> _Brief_: In your copy, repeat the records exactly and leave out the pictures.

• • • •

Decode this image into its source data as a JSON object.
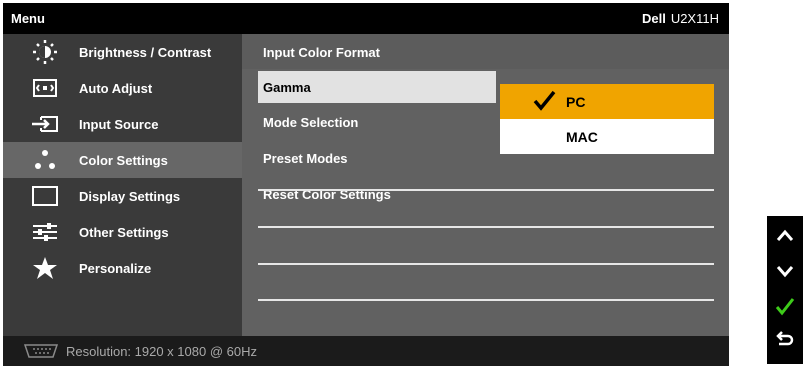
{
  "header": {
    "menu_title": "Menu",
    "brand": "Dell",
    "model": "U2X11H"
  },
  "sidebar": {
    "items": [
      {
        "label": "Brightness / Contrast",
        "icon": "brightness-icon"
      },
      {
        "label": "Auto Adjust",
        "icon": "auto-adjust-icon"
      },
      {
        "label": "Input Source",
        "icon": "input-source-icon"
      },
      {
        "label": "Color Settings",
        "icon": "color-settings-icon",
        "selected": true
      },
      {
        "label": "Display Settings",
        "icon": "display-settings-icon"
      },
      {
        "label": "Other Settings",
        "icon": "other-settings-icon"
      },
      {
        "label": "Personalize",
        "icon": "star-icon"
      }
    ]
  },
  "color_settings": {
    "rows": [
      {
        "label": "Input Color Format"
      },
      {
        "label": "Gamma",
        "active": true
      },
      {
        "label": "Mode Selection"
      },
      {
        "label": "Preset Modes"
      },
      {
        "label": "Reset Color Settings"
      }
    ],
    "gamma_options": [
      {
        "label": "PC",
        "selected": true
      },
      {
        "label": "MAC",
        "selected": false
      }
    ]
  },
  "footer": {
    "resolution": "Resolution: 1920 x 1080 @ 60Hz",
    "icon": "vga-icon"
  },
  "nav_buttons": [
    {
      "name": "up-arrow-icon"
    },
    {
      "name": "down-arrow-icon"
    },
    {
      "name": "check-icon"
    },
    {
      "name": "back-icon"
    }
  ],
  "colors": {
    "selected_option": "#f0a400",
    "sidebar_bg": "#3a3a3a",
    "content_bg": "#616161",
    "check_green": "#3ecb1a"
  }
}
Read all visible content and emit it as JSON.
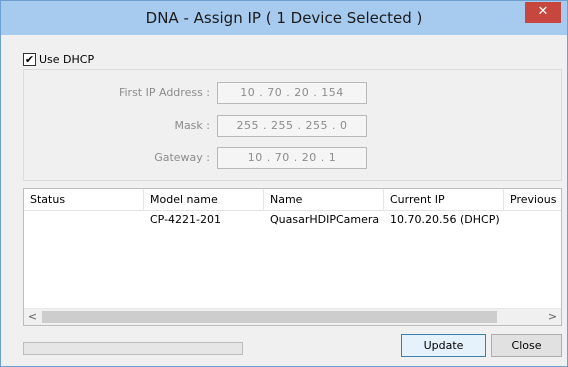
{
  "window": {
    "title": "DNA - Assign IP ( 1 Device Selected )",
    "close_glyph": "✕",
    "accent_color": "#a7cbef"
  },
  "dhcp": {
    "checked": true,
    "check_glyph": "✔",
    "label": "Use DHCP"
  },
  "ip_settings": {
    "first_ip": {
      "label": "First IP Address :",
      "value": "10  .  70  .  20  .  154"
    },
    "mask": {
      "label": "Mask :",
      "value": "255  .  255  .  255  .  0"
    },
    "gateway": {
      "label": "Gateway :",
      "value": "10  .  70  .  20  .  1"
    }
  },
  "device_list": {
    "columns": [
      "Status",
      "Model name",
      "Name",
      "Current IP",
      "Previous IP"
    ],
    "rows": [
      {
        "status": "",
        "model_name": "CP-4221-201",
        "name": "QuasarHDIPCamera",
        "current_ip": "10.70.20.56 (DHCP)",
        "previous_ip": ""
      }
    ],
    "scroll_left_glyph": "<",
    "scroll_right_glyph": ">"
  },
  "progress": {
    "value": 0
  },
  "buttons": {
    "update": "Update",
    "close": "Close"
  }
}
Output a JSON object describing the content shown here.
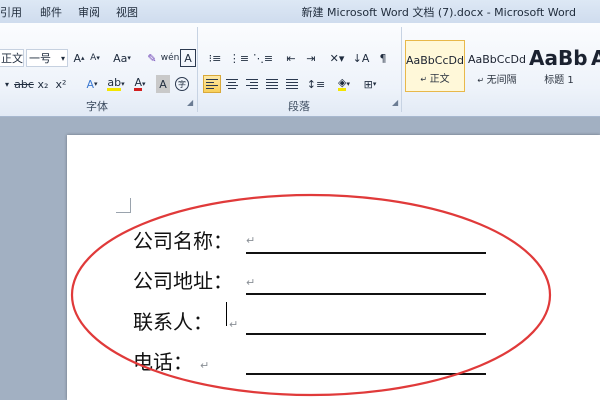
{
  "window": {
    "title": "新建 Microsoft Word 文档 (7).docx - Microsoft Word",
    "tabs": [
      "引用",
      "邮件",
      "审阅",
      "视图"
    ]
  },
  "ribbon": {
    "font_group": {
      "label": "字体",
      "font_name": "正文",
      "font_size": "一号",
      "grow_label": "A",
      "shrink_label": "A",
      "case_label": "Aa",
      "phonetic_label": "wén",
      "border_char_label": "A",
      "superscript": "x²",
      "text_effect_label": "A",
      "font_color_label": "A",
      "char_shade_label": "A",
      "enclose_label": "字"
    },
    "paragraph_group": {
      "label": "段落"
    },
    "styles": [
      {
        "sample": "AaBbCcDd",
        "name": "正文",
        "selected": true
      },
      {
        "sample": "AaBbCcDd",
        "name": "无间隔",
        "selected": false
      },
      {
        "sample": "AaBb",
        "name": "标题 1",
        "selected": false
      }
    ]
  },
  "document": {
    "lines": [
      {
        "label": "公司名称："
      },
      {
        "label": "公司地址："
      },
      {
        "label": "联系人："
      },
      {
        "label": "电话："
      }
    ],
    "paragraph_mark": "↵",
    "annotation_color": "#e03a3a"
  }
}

• • • •

> _Written response_:
Decode this image into its source data as a JSON object.
{
  "header": {
    "menu_title": "Menu",
    "brand": "Dell",
    "model": "U2X11H"
  },
  "sidebar": {
    "items": [
      {
        "label": "Brightness / Contrast",
        "icon": "brightness-icon"
      },
      {
        "label": "Auto Adjust",
        "icon": "auto-adjust-icon"
      },
      {
        "label": "Input Source",
        "icon": "input-source-icon"
      },
      {
        "label": "Color Settings",
        "icon": "color-settings-icon",
        "selected": true
      },
      {
        "label": "Display Settings",
        "icon": "display-settings-icon"
      },
      {
        "label": "Other Settings",
        "icon": "other-settings-icon"
      },
      {
        "label": "Personalize",
        "icon": "star-icon"
      }
    ]
  },
  "color_settings": {
    "rows": [
      {
        "label": "Input Color Format"
      },
      {
        "label": "Gamma",
        "active": true
      },
      {
        "label": "Mode Selection"
      },
      {
        "label": "Preset Modes"
      },
      {
        "label": "Reset Color Settings"
      }
    ],
    "gamma_options": [
      {
        "label": "PC",
        "selected": true
      },
      {
        "label": "MAC",
        "selected": false
      }
    ]
  },
  "footer": {
    "resolution": "Resolution: 1920 x 1080 @ 60Hz",
    "icon": "vga-icon"
  },
  "nav_buttons": [
    {
      "name": "up-arrow-icon"
    },
    {
      "name": "down-arrow-icon"
    },
    {
      "name": "check-icon"
    },
    {
      "name": "back-icon"
    }
  ],
  "colors": {
    "selected_option": "#f0a400",
    "sidebar_bg": "#3a3a3a",
    "content_bg": "#616161",
    "check_green": "#3ecb1a"
  }
}
Read all visible content and emit it as JSON.
{
  "window": {
    "title": "DNA - Assign IP ( 1 Device Selected )",
    "close_glyph": "✕",
    "accent_color": "#a7cbef"
  },
  "dhcp": {
    "checked": true,
    "check_glyph": "✔",
    "label": "Use DHCP"
  },
  "ip_settings": {
    "first_ip": {
      "label": "First IP Address :",
      "value": "10  .  70  .  20  .  154"
    },
    "mask": {
      "label": "Mask :",
      "value": "255  .  255  .  255  .  0"
    },
    "gateway": {
      "label": "Gateway :",
      "value": "10  .  70  .  20  .  1"
    }
  },
  "device_list": {
    "columns": [
      "Status",
      "Model name",
      "Name",
      "Current IP",
      "Previous IP"
    ],
    "rows": [
      {
        "status": "",
        "model_name": "CP-4221-201",
        "name": "QuasarHDIPCamera",
        "current_ip": "10.70.20.56 (DHCP)",
        "previous_ip": ""
      }
    ],
    "scroll_left_glyph": "<",
    "scroll_right_glyph": ">"
  },
  "progress": {
    "value": 0
  },
  "buttons": {
    "update": "Update",
    "close": "Close"
  }
}
Output a JSON object describing the content shown here.
{
  "window": {
    "title": "新建 Microsoft Word 文档 (7).docx - Microsoft Word",
    "tabs": [
      "引用",
      "邮件",
      "审阅",
      "视图"
    ]
  },
  "ribbon": {
    "font_group": {
      "label": "字体",
      "font_name": "正文",
      "font_size": "一号",
      "grow_label": "A",
      "shrink_label": "A",
      "case_label": "Aa",
      "phonetic_label": "wén",
      "border_char_label": "A",
      "superscript": "x²",
      "text_effect_label": "A",
      "font_color_label": "A",
      "char_shade_label": "A",
      "enclose_label": "字"
    },
    "paragraph_group": {
      "label": "段落"
    },
    "styles": [
      {
        "sample": "AaBbCcDd",
        "name": "正文",
        "selected": true
      },
      {
        "sample": "AaBbCcDd",
        "name": "无间隔",
        "selected": false
      },
      {
        "sample": "AaBb",
        "name": "标题 1",
        "selected": false
      }
    ]
  },
  "document": {
    "lines": [
      {
        "label": "公司名称："
      },
      {
        "label": "公司地址："
      },
      {
        "label": "联系人："
      },
      {
        "label": "电话："
      }
    ],
    "paragraph_mark": "↵",
    "annotation_color": "#e03a3a"
  }
}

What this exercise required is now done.